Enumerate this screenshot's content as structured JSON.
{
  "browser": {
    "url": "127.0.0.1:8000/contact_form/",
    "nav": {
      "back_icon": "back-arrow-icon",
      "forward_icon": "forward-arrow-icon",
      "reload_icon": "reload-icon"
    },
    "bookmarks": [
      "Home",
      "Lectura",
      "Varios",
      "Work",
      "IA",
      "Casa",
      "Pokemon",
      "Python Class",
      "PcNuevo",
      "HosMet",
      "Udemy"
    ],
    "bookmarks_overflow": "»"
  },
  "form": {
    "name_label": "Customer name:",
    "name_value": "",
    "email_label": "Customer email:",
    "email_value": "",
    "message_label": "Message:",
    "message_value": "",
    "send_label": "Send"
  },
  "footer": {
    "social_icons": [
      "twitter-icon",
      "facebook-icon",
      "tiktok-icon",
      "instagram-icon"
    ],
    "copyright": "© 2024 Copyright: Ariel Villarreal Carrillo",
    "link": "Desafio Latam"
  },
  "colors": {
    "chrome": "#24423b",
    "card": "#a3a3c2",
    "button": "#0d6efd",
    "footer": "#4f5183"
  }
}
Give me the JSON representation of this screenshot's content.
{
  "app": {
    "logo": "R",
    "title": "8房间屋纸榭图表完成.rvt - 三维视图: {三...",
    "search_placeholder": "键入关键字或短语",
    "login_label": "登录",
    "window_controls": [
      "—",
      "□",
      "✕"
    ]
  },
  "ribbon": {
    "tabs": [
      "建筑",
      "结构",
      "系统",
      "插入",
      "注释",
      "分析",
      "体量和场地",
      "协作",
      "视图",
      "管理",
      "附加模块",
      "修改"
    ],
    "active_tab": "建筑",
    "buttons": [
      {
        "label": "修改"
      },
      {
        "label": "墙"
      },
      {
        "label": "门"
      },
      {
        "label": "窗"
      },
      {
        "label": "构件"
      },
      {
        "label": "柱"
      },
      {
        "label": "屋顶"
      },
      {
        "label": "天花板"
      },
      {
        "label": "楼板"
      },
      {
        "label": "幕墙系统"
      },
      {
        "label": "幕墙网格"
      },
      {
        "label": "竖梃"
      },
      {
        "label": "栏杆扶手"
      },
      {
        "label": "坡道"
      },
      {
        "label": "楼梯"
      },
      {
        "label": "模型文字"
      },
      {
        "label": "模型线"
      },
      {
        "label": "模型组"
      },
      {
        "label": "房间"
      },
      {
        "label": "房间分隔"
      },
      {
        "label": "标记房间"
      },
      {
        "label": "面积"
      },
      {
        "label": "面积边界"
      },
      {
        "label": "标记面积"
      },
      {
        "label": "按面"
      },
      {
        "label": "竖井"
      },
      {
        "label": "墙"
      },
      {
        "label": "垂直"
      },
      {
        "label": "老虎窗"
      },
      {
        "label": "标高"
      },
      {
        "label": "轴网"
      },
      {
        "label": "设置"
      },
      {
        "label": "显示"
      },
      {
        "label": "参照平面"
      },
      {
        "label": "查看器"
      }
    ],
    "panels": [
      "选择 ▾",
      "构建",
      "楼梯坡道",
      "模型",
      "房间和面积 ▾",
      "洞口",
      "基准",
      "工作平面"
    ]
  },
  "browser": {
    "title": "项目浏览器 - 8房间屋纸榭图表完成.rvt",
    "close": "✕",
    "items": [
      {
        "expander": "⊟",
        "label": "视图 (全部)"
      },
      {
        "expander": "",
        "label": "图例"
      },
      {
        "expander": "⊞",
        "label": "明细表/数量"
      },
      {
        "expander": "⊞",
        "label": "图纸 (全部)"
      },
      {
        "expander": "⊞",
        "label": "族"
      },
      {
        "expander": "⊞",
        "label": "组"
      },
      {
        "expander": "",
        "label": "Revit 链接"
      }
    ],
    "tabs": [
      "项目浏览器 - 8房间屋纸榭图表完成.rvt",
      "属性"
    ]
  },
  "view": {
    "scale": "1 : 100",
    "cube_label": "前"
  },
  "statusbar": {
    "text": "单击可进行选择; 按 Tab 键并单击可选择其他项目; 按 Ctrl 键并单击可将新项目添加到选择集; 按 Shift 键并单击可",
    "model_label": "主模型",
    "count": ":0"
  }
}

------

- **Task objective**:
Exact output of every entry is required.

- **Solution to this exercise**:
Enumerate this screenshot's content as structured JSON.
{
  "browser": {
    "url": "127.0.0.1:8000/contact_form/",
    "nav": {
      "back_icon": "back-arrow-icon",
      "forward_icon": "forward-arrow-icon",
      "reload_icon": "reload-icon"
    },
    "bookmarks": [
      "Home",
      "Lectura",
      "Varios",
      "Work",
      "IA",
      "Casa",
      "Pokemon",
      "Python Class",
      "PcNuevo",
      "HosMet",
      "Udemy"
    ],
    "bookmarks_overflow": "»"
  },
  "form": {
    "name_label": "Customer name:",
    "name_value": "",
    "email_label": "Customer email:",
    "email_value": "",
    "message_label": "Message:",
    "message_value": "",
    "send_label": "Send"
  },
  "footer": {
    "social_icons": [
      "twitter-icon",
      "facebook-icon",
      "tiktok-icon",
      "instagram-icon"
    ],
    "copyright": "© 2024 Copyright: Ariel Villarreal Carrillo",
    "link": "Desafio Latam"
  },
  "colors": {
    "chrome": "#24423b",
    "card": "#a3a3c2",
    "button": "#0d6efd",
    "footer": "#4f5183"
  }
}
Give me the JSON representation of this screenshot's content.
{
  "app": {
    "logo": "R",
    "title": "8房间屋纸榭图表完成.rvt - 三维视图: {三...",
    "search_placeholder": "键入关键字或短语",
    "login_label": "登录",
    "window_controls": [
      "—",
      "□",
      "✕"
    ]
  },
  "ribbon": {
    "tabs": [
      "建筑",
      "结构",
      "系统",
      "插入",
      "注释",
      "分析",
      "体量和场地",
      "协作",
      "视图",
      "管理",
      "附加模块",
      "修改"
    ],
    "active_tab": "建筑",
    "buttons": [
      {
        "label": "修改"
      },
      {
        "label": "墙"
      },
      {
        "label": "门"
      },
      {
        "label": "窗"
      },
      {
        "label": "构件"
      },
      {
        "label": "柱"
      },
      {
        "label": "屋顶"
      },
      {
        "label": "天花板"
      },
      {
        "label": "楼板"
      },
      {
        "label": "幕墙系统"
      },
      {
        "label": "幕墙网格"
      },
      {
        "label": "竖梃"
      },
      {
        "label": "栏杆扶手"
      },
      {
        "label": "坡道"
      },
      {
        "label": "楼梯"
      },
      {
        "label": "模型文字"
      },
      {
        "label": "模型线"
      },
      {
        "label": "模型组"
      },
      {
        "label": "房间"
      },
      {
        "label": "房间分隔"
      },
      {
        "label": "标记房间"
      },
      {
        "label": "面积"
      },
      {
        "label": "面积边界"
      },
      {
        "label": "标记面积"
      },
      {
        "label": "按面"
      },
      {
        "label": "竖井"
      },
      {
        "label": "墙"
      },
      {
        "label": "垂直"
      },
      {
        "label": "老虎窗"
      },
      {
        "label": "标高"
      },
      {
        "label": "轴网"
      },
      {
        "label": "设置"
      },
      {
        "label": "显示"
      },
      {
        "label": "参照平面"
      },
      {
        "label": "查看器"
      }
    ],
    "panels": [
      "选择 ▾",
      "构建",
      "楼梯坡道",
      "模型",
      "房间和面积 ▾",
      "洞口",
      "基准",
      "工作平面"
    ]
  },
  "browser": {
    "title": "项目浏览器 - 8房间屋纸榭图表完成.rvt",
    "close": "✕",
    "items": [
      {
        "expander": "⊟",
        "label": "视图 (全部)"
      },
      {
        "expander": "",
        "label": "图例"
      },
      {
        "expander": "⊞",
        "label": "明细表/数量"
      },
      {
        "expander": "⊞",
        "label": "图纸 (全部)"
      },
      {
        "expander": "⊞",
        "label": "族"
      },
      {
        "expander": "⊞",
        "label": "组"
      },
      {
        "expander": "",
        "label": "Revit 链接"
      }
    ],
    "tabs": [
      "项目浏览器 - 8房间屋纸榭图表完成.rvt",
      "属性"
    ]
  },
  "view": {
    "scale": "1 : 100",
    "cube_label": "前"
  },
  "statusbar": {
    "text": "单击可进行选择; 按 Tab 键并单击可选择其他项目; 按 Ctrl 键并单击可将新项目添加到选择集; 按 Shift 键并单击可",
    "model_label": "主模型",
    "count": ":0"
  }
}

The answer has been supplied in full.